[Stored entries]
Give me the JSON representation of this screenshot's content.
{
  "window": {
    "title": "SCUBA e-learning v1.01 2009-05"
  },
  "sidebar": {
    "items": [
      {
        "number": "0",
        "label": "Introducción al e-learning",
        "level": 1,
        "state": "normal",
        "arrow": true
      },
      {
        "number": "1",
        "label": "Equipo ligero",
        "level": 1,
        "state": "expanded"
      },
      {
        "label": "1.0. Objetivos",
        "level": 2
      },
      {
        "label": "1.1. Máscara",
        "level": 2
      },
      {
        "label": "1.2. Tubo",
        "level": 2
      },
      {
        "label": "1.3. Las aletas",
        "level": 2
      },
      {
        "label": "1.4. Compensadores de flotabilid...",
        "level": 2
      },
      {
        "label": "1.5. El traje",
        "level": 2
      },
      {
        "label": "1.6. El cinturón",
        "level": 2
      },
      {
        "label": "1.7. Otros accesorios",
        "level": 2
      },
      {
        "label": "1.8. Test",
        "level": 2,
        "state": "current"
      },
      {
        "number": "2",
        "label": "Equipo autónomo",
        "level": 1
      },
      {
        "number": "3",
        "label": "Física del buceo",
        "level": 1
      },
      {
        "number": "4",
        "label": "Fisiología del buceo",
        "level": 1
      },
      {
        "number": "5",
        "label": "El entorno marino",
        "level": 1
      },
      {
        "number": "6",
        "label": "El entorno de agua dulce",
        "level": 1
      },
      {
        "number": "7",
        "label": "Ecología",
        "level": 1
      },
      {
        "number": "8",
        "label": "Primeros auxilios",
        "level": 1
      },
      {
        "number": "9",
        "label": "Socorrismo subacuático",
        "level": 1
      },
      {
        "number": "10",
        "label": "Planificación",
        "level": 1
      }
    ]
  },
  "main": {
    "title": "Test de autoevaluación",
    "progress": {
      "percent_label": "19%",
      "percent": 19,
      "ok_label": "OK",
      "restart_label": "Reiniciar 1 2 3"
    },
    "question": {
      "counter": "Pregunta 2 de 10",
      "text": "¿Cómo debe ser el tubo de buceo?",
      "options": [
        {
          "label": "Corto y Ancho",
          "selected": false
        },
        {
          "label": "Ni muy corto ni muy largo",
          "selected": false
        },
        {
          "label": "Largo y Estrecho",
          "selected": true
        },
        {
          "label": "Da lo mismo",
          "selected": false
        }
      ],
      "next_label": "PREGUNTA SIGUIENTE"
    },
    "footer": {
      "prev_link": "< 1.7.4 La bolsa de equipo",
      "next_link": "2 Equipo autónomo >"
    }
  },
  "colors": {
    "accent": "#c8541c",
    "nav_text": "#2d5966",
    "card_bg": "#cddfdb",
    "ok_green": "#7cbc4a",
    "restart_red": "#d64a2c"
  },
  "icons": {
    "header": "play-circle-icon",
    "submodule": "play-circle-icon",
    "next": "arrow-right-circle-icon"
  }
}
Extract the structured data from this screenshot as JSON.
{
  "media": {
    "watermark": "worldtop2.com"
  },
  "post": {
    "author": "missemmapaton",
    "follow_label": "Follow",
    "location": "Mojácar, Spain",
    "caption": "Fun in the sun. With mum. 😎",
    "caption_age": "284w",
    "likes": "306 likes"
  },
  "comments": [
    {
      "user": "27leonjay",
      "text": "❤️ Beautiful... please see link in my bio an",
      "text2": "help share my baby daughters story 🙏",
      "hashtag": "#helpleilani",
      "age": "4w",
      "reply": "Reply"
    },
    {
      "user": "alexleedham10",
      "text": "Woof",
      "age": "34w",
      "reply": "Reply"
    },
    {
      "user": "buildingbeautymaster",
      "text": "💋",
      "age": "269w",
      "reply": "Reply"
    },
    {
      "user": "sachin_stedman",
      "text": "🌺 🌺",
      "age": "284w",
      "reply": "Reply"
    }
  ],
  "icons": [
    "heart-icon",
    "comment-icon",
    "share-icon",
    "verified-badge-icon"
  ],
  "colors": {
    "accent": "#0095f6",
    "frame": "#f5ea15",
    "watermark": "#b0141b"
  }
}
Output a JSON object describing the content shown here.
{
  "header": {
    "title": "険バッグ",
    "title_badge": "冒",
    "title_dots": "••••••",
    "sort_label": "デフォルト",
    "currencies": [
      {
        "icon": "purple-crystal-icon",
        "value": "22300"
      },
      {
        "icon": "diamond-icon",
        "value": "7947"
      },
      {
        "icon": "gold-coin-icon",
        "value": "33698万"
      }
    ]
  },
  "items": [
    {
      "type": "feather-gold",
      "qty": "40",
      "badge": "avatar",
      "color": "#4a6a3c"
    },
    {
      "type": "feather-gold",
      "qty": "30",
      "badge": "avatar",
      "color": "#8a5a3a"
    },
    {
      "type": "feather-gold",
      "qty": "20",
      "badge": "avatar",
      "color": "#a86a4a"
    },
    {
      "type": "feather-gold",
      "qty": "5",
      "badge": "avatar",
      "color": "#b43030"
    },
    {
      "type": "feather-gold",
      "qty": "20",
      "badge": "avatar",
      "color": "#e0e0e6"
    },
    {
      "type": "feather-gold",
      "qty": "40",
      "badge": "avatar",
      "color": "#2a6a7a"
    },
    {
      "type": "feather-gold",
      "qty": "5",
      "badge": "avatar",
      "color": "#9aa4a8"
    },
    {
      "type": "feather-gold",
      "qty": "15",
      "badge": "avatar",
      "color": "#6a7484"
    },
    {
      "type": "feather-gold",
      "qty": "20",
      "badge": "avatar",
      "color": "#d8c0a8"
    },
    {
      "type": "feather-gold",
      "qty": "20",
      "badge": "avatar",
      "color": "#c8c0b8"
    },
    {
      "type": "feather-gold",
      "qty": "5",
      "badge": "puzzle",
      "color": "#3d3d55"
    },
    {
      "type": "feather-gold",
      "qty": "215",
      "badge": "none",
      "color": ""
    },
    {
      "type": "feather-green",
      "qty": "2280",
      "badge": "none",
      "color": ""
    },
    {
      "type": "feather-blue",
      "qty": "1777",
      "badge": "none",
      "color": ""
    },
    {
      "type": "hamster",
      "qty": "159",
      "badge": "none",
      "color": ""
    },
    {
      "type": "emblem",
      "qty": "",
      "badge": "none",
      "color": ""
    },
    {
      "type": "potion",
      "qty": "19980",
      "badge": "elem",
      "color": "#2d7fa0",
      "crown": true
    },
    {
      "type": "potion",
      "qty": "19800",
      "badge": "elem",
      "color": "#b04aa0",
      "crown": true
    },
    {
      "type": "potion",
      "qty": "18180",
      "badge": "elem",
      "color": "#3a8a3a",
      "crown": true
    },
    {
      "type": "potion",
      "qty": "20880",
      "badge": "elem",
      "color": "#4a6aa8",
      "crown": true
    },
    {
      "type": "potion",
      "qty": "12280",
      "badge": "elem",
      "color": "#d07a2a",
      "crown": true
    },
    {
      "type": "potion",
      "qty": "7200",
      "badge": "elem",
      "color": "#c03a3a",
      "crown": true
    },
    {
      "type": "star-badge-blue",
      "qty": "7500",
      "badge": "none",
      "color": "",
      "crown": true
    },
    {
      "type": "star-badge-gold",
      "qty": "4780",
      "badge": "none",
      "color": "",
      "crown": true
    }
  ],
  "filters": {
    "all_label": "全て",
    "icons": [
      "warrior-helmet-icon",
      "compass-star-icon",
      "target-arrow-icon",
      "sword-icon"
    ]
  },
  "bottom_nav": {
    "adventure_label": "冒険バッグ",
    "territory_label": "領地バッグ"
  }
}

▶ Required work
Above are several records. Count the lines among them that contain "watermark" and give only the total.

▶ Output for this exercise
2